====== RECORDS PROVIDED ======

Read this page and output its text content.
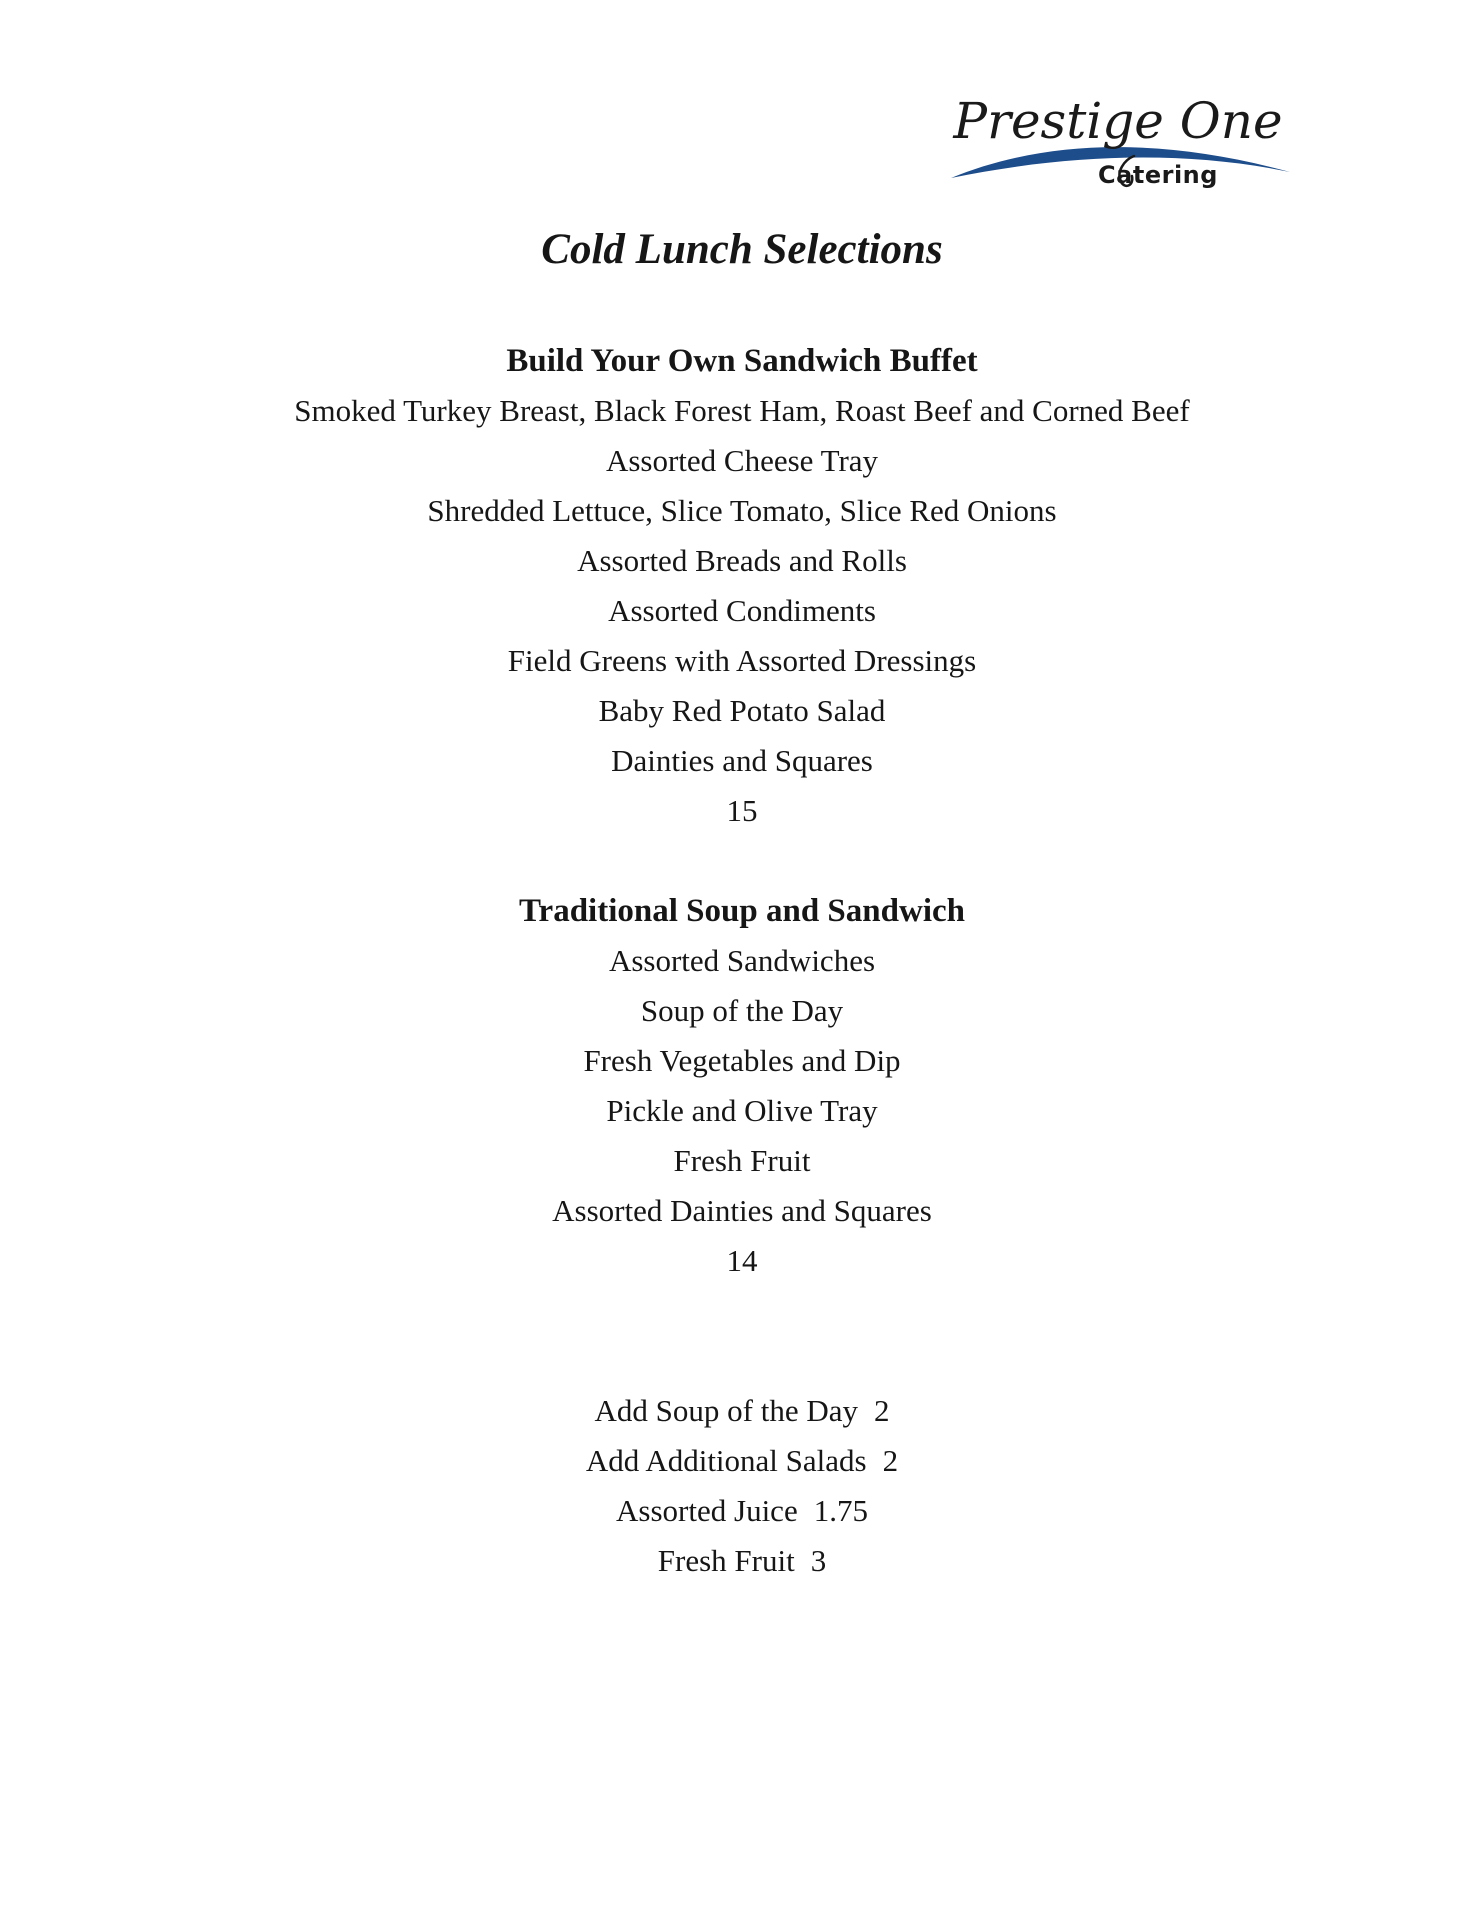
Prestige One
Catering
Cold Lunch Selections
Build Your Own Sandwich Buffet

Smoked Turkey Breast, Black Forest Ham, Roast Beef and Corned Beef

Assorted Cheese Tray

Shredded Lettuce, Slice Tomato, Slice Red Onions

Assorted Breads and Rolls

Assorted Condiments

Field Greens with Assorted Dressings

Baby Red Potato Salad

Dainties and Squares

15

Traditional Soup and Sandwich

Assorted Sandwiches

Soup of the Day

Fresh Vegetables and Dip

Pickle and Olive Tray

Fresh Fruit

Assorted Dainties and Squares

14

Add Soup of the Day 2

Add Additional Salads 2

Assorted Juice 1.75

Fresh Fruit 3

======

**YOUR GOAL**
Leaving the pictures aside, transcribe the entire listing exactly.

**WRITTEN ANSWER**
Read this page and output its text content.
Prestige One
Catering
Cold Lunch Selections
Build Your Own Sandwich Buffet

Smoked Turkey Breast, Black Forest Ham, Roast Beef and Corned Beef

Assorted Cheese Tray

Shredded Lettuce, Slice Tomato, Slice Red Onions

Assorted Breads and Rolls

Assorted Condiments

Field Greens with Assorted Dressings

Baby Red Potato Salad

Dainties and Squares

15

Traditional Soup and Sandwich

Assorted Sandwiches

Soup of the Day

Fresh Vegetables and Dip

Pickle and Olive Tray

Fresh Fruit

Assorted Dainties and Squares

14

Add Soup of the Day 2

Add Additional Salads 2

Assorted Juice 1.75

Fresh Fruit 3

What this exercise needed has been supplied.